GOAL OF THE EXERCISE
Copy the listing below line for line, without changing anything, and leave out the pictures.

GIVEN DATA

<<<<

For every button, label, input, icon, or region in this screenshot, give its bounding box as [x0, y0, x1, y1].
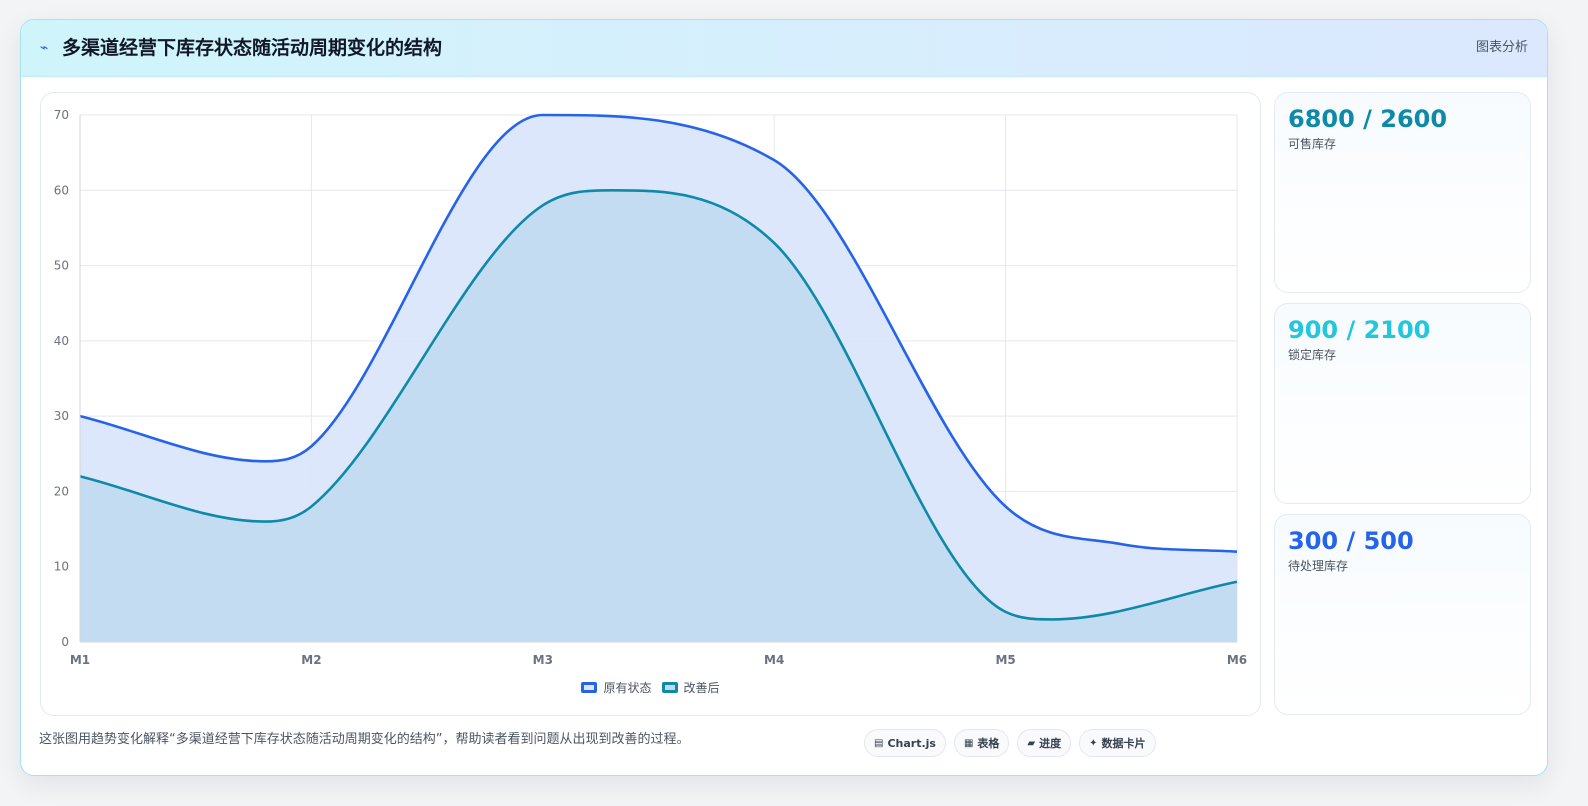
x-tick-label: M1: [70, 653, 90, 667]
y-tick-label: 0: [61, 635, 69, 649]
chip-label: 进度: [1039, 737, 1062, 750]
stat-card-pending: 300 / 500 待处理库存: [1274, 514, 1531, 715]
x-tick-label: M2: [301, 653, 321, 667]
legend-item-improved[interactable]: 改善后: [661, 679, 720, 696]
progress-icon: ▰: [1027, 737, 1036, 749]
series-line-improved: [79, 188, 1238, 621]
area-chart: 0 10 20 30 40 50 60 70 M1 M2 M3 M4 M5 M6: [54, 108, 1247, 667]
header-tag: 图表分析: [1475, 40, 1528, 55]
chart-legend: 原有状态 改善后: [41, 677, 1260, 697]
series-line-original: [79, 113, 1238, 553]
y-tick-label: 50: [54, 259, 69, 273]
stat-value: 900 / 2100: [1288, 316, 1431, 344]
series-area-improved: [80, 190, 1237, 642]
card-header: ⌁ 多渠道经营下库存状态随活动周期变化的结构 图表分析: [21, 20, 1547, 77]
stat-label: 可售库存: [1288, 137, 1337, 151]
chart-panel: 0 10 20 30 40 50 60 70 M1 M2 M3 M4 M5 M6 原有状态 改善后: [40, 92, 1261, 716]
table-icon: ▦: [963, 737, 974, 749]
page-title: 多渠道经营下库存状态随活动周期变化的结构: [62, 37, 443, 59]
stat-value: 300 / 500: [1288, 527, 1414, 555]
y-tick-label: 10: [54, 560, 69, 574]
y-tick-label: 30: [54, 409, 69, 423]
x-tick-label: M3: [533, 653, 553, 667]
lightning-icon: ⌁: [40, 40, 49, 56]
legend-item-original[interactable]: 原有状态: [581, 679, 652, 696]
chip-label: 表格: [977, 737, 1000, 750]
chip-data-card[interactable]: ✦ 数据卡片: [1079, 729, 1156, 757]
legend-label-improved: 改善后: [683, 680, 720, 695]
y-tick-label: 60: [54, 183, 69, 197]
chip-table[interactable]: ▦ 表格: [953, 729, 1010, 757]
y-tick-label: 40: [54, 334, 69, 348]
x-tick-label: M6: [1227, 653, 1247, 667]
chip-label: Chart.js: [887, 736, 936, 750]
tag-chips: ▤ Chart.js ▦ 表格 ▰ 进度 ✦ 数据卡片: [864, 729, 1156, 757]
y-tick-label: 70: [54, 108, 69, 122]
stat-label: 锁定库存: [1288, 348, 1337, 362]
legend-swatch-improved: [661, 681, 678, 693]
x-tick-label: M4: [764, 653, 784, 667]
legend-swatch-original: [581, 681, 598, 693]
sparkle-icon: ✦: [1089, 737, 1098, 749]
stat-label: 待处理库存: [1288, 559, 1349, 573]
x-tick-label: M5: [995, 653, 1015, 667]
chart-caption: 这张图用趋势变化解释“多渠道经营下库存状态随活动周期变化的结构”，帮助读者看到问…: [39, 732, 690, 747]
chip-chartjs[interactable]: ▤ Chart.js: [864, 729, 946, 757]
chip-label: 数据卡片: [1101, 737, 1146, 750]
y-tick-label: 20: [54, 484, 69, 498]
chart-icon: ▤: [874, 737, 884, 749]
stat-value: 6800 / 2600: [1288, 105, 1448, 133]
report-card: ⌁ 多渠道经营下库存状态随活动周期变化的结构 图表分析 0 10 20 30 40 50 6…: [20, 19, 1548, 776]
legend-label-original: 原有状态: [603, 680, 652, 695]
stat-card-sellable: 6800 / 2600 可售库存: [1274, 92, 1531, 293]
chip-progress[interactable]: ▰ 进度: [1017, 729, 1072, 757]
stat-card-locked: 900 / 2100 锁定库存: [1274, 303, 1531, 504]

>>>>

RESULT OF THE EXERCISE
For every button, label, input, icon, or region in this screenshot, give its bounding box as [x0, y0, x1, y1].
x-tick-label: M1: [70, 653, 90, 667]
y-tick-label: 0: [61, 635, 69, 649]
chip-label: 进度: [1039, 737, 1062, 750]
stat-card-pending: 300 / 500 待处理库存: [1274, 514, 1531, 715]
x-tick-label: M2: [301, 653, 321, 667]
legend-item-improved[interactable]: 改善后: [661, 679, 720, 696]
progress-icon: ▰: [1027, 737, 1036, 749]
series-line-improved: [79, 188, 1238, 621]
area-chart: 0 10 20 30 40 50 60 70 M1 M2 M3 M4 M5 M6: [54, 108, 1247, 667]
header-tag: 图表分析: [1475, 40, 1528, 55]
chart-legend: 原有状态 改善后: [41, 677, 1260, 697]
series-line-original: [79, 113, 1238, 553]
y-tick-label: 50: [54, 259, 69, 273]
stat-value: 900 / 2100: [1288, 316, 1431, 344]
series-area-improved: [80, 190, 1237, 642]
card-header: ⌁ 多渠道经营下库存状态随活动周期变化的结构 图表分析: [21, 20, 1547, 77]
stat-label: 可售库存: [1288, 137, 1337, 151]
chart-panel: 0 10 20 30 40 50 60 70 M1 M2 M3 M4 M5 M6 原有状态 改善后: [40, 92, 1261, 716]
table-icon: ▦: [963, 737, 974, 749]
page-title: 多渠道经营下库存状态随活动周期变化的结构: [62, 37, 443, 59]
stat-value: 300 / 500: [1288, 527, 1414, 555]
y-tick-label: 10: [54, 560, 69, 574]
y-tick-label: 30: [54, 409, 69, 423]
x-tick-label: M3: [533, 653, 553, 667]
lightning-icon: ⌁: [40, 40, 49, 56]
legend-item-original[interactable]: 原有状态: [581, 679, 652, 696]
chip-label: 表格: [977, 737, 1000, 750]
chip-data-card[interactable]: ✦ 数据卡片: [1079, 729, 1156, 757]
legend-label-improved: 改善后: [683, 680, 720, 695]
y-tick-label: 60: [54, 183, 69, 197]
chip-table[interactable]: ▦ 表格: [953, 729, 1010, 757]
y-tick-label: 40: [54, 334, 69, 348]
x-tick-label: M6: [1227, 653, 1247, 667]
chip-label: Chart.js: [887, 736, 936, 750]
tag-chips: ▤ Chart.js ▦ 表格 ▰ 进度 ✦ 数据卡片: [864, 729, 1156, 757]
y-tick-label: 70: [54, 108, 69, 122]
stat-label: 锁定库存: [1288, 348, 1337, 362]
legend-swatch-improved: [661, 681, 678, 693]
x-tick-label: M4: [764, 653, 784, 667]
legend-swatch-original: [581, 681, 598, 693]
sparkle-icon: ✦: [1089, 737, 1098, 749]
stat-label: 待处理库存: [1288, 559, 1349, 573]
x-tick-label: M5: [995, 653, 1015, 667]
chart-caption: 这张图用趋势变化解释“多渠道经营下库存状态随活动周期变化的结构”，帮助读者看到问…: [39, 732, 690, 747]
chip-chartjs[interactable]: ▤ Chart.js: [864, 729, 946, 757]
chip-label: 数据卡片: [1101, 737, 1146, 750]
y-tick-label: 20: [54, 484, 69, 498]
chart-icon: ▤: [874, 737, 884, 749]
stat-value: 6800 / 2600: [1288, 105, 1448, 133]
report-card: ⌁ 多渠道经营下库存状态随活动周期变化的结构 图表分析 0 10 20 30 40 50 6…: [20, 19, 1548, 776]
legend-label-original: 原有状态: [603, 680, 652, 695]
stat-card-sellable: 6800 / 2600 可售库存: [1274, 92, 1531, 293]
chip-progress[interactable]: ▰ 进度: [1017, 729, 1072, 757]
stat-card-locked: 900 / 2100 锁定库存: [1274, 303, 1531, 504]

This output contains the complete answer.